BEGIN EXTRACTED MATERIAL

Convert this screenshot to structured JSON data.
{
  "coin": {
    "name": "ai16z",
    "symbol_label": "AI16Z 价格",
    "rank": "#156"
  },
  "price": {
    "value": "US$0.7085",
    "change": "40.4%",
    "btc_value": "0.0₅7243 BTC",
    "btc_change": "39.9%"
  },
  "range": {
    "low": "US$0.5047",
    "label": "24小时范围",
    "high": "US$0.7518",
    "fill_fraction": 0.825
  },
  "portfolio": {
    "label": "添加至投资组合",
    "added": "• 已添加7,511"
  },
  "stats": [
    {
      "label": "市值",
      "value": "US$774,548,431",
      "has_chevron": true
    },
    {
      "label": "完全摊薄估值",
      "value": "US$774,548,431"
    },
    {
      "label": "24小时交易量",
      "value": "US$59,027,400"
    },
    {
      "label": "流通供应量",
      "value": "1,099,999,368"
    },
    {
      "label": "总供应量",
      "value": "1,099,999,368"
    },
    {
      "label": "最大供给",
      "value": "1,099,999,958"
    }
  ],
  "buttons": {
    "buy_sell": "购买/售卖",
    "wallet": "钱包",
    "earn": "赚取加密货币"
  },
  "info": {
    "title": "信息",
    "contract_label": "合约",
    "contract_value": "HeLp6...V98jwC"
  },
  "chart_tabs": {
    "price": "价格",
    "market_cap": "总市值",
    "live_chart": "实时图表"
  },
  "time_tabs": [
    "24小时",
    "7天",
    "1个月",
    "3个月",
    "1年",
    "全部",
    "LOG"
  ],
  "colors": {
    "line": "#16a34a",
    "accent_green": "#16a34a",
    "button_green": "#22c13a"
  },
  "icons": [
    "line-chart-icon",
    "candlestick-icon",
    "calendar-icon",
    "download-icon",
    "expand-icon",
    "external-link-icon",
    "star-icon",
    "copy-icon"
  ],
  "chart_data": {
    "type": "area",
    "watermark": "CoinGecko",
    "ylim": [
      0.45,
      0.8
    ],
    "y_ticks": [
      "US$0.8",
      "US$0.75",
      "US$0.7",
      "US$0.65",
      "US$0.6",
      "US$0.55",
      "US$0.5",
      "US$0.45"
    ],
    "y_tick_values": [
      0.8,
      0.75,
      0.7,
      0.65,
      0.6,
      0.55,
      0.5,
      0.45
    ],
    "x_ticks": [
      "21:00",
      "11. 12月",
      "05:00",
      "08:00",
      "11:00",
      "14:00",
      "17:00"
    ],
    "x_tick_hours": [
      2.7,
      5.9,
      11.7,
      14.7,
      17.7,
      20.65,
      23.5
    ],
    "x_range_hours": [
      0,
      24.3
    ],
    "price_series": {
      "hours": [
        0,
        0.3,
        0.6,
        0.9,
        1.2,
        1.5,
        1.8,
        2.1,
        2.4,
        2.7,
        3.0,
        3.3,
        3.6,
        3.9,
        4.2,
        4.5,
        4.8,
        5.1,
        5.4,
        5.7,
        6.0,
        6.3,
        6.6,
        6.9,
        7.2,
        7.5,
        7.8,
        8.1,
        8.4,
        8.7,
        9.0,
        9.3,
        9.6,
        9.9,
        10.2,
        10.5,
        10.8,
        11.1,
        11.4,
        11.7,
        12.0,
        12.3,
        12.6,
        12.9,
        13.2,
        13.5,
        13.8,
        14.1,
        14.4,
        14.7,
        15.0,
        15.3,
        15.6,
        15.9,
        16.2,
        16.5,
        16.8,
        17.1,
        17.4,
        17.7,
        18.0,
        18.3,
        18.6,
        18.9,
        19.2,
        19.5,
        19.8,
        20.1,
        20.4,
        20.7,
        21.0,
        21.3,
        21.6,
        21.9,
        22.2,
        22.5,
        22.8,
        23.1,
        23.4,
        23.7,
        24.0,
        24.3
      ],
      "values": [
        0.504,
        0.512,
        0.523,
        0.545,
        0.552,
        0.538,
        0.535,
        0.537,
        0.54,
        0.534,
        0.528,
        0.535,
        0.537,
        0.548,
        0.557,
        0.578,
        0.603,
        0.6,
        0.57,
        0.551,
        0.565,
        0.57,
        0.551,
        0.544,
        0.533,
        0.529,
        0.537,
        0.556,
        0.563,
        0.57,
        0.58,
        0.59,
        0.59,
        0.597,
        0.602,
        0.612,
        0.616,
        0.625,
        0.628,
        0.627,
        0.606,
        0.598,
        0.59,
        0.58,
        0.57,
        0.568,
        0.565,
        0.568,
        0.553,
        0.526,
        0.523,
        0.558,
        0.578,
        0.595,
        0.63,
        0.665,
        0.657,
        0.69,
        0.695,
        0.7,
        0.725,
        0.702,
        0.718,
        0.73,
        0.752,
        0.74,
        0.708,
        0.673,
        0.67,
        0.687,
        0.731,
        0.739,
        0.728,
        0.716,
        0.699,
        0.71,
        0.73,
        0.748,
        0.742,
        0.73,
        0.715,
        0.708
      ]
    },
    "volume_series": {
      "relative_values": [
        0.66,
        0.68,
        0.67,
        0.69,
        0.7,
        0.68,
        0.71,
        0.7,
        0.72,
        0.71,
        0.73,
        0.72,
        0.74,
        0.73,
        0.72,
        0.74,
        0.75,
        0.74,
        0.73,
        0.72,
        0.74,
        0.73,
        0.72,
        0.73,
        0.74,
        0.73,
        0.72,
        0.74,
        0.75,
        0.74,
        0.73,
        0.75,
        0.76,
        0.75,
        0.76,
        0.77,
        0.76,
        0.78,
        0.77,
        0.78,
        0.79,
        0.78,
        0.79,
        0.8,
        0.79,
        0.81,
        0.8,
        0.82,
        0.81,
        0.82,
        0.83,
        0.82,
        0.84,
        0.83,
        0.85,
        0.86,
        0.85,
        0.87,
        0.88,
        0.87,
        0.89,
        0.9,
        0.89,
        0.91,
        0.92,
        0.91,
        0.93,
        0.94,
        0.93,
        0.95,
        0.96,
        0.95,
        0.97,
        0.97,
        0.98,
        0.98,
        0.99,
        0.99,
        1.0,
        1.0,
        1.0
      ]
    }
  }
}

END EXTRACTED MATERIAL

◆ WHAT THIS TASK INVOLVES:
Extract all the material, leaving every line as it is.

◆ TASK RESULT:
Convert this screenshot to structured JSON data.
{
  "coin": {
    "name": "ai16z",
    "symbol_label": "AI16Z 价格",
    "rank": "#156"
  },
  "price": {
    "value": "US$0.7085",
    "change": "40.4%",
    "btc_value": "0.0₅7243 BTC",
    "btc_change": "39.9%"
  },
  "range": {
    "low": "US$0.5047",
    "label": "24小时范围",
    "high": "US$0.7518",
    "fill_fraction": 0.825
  },
  "portfolio": {
    "label": "添加至投资组合",
    "added": "• 已添加7,511"
  },
  "stats": [
    {
      "label": "市值",
      "value": "US$774,548,431",
      "has_chevron": true
    },
    {
      "label": "完全摊薄估值",
      "value": "US$774,548,431"
    },
    {
      "label": "24小时交易量",
      "value": "US$59,027,400"
    },
    {
      "label": "流通供应量",
      "value": "1,099,999,368"
    },
    {
      "label": "总供应量",
      "value": "1,099,999,368"
    },
    {
      "label": "最大供给",
      "value": "1,099,999,958"
    }
  ],
  "buttons": {
    "buy_sell": "购买/售卖",
    "wallet": "钱包",
    "earn": "赚取加密货币"
  },
  "info": {
    "title": "信息",
    "contract_label": "合约",
    "contract_value": "HeLp6...V98jwC"
  },
  "chart_tabs": {
    "price": "价格",
    "market_cap": "总市值",
    "live_chart": "实时图表"
  },
  "time_tabs": [
    "24小时",
    "7天",
    "1个月",
    "3个月",
    "1年",
    "全部",
    "LOG"
  ],
  "colors": {
    "line": "#16a34a",
    "accent_green": "#16a34a",
    "button_green": "#22c13a"
  },
  "icons": [
    "line-chart-icon",
    "candlestick-icon",
    "calendar-icon",
    "download-icon",
    "expand-icon",
    "external-link-icon",
    "star-icon",
    "copy-icon"
  ],
  "chart_data": {
    "type": "area",
    "watermark": "CoinGecko",
    "ylim": [
      0.45,
      0.8
    ],
    "y_ticks": [
      "US$0.8",
      "US$0.75",
      "US$0.7",
      "US$0.65",
      "US$0.6",
      "US$0.55",
      "US$0.5",
      "US$0.45"
    ],
    "y_tick_values": [
      0.8,
      0.75,
      0.7,
      0.65,
      0.6,
      0.55,
      0.5,
      0.45
    ],
    "x_ticks": [
      "21:00",
      "11. 12月",
      "05:00",
      "08:00",
      "11:00",
      "14:00",
      "17:00"
    ],
    "x_tick_hours": [
      2.7,
      5.9,
      11.7,
      14.7,
      17.7,
      20.65,
      23.5
    ],
    "x_range_hours": [
      0,
      24.3
    ],
    "price_series": {
      "hours": [
        0,
        0.3,
        0.6,
        0.9,
        1.2,
        1.5,
        1.8,
        2.1,
        2.4,
        2.7,
        3.0,
        3.3,
        3.6,
        3.9,
        4.2,
        4.5,
        4.8,
        5.1,
        5.4,
        5.7,
        6.0,
        6.3,
        6.6,
        6.9,
        7.2,
        7.5,
        7.8,
        8.1,
        8.4,
        8.7,
        9.0,
        9.3,
        9.6,
        9.9,
        10.2,
        10.5,
        10.8,
        11.1,
        11.4,
        11.7,
        12.0,
        12.3,
        12.6,
        12.9,
        13.2,
        13.5,
        13.8,
        14.1,
        14.4,
        14.7,
        15.0,
        15.3,
        15.6,
        15.9,
        16.2,
        16.5,
        16.8,
        17.1,
        17.4,
        17.7,
        18.0,
        18.3,
        18.6,
        18.9,
        19.2,
        19.5,
        19.8,
        20.1,
        20.4,
        20.7,
        21.0,
        21.3,
        21.6,
        21.9,
        22.2,
        22.5,
        22.8,
        23.1,
        23.4,
        23.7,
        24.0,
        24.3
      ],
      "values": [
        0.504,
        0.512,
        0.523,
        0.545,
        0.552,
        0.538,
        0.535,
        0.537,
        0.54,
        0.534,
        0.528,
        0.535,
        0.537,
        0.548,
        0.557,
        0.578,
        0.603,
        0.6,
        0.57,
        0.551,
        0.565,
        0.57,
        0.551,
        0.544,
        0.533,
        0.529,
        0.537,
        0.556,
        0.563,
        0.57,
        0.58,
        0.59,
        0.59,
        0.597,
        0.602,
        0.612,
        0.616,
        0.625,
        0.628,
        0.627,
        0.606,
        0.598,
        0.59,
        0.58,
        0.57,
        0.568,
        0.565,
        0.568,
        0.553,
        0.526,
        0.523,
        0.558,
        0.578,
        0.595,
        0.63,
        0.665,
        0.657,
        0.69,
        0.695,
        0.7,
        0.725,
        0.702,
        0.718,
        0.73,
        0.752,
        0.74,
        0.708,
        0.673,
        0.67,
        0.687,
        0.731,
        0.739,
        0.728,
        0.716,
        0.699,
        0.71,
        0.73,
        0.748,
        0.742,
        0.73,
        0.715,
        0.708
      ]
    },
    "volume_series": {
      "relative_values": [
        0.66,
        0.68,
        0.67,
        0.69,
        0.7,
        0.68,
        0.71,
        0.7,
        0.72,
        0.71,
        0.73,
        0.72,
        0.74,
        0.73,
        0.72,
        0.74,
        0.75,
        0.74,
        0.73,
        0.72,
        0.74,
        0.73,
        0.72,
        0.73,
        0.74,
        0.73,
        0.72,
        0.74,
        0.75,
        0.74,
        0.73,
        0.75,
        0.76,
        0.75,
        0.76,
        0.77,
        0.76,
        0.78,
        0.77,
        0.78,
        0.79,
        0.78,
        0.79,
        0.8,
        0.79,
        0.81,
        0.8,
        0.82,
        0.81,
        0.82,
        0.83,
        0.82,
        0.84,
        0.83,
        0.85,
        0.86,
        0.85,
        0.87,
        0.88,
        0.87,
        0.89,
        0.9,
        0.89,
        0.91,
        0.92,
        0.91,
        0.93,
        0.94,
        0.93,
        0.95,
        0.96,
        0.95,
        0.97,
        0.97,
        0.98,
        0.98,
        0.99,
        0.99,
        1.0,
        1.0,
        1.0
      ]
    }
  }
}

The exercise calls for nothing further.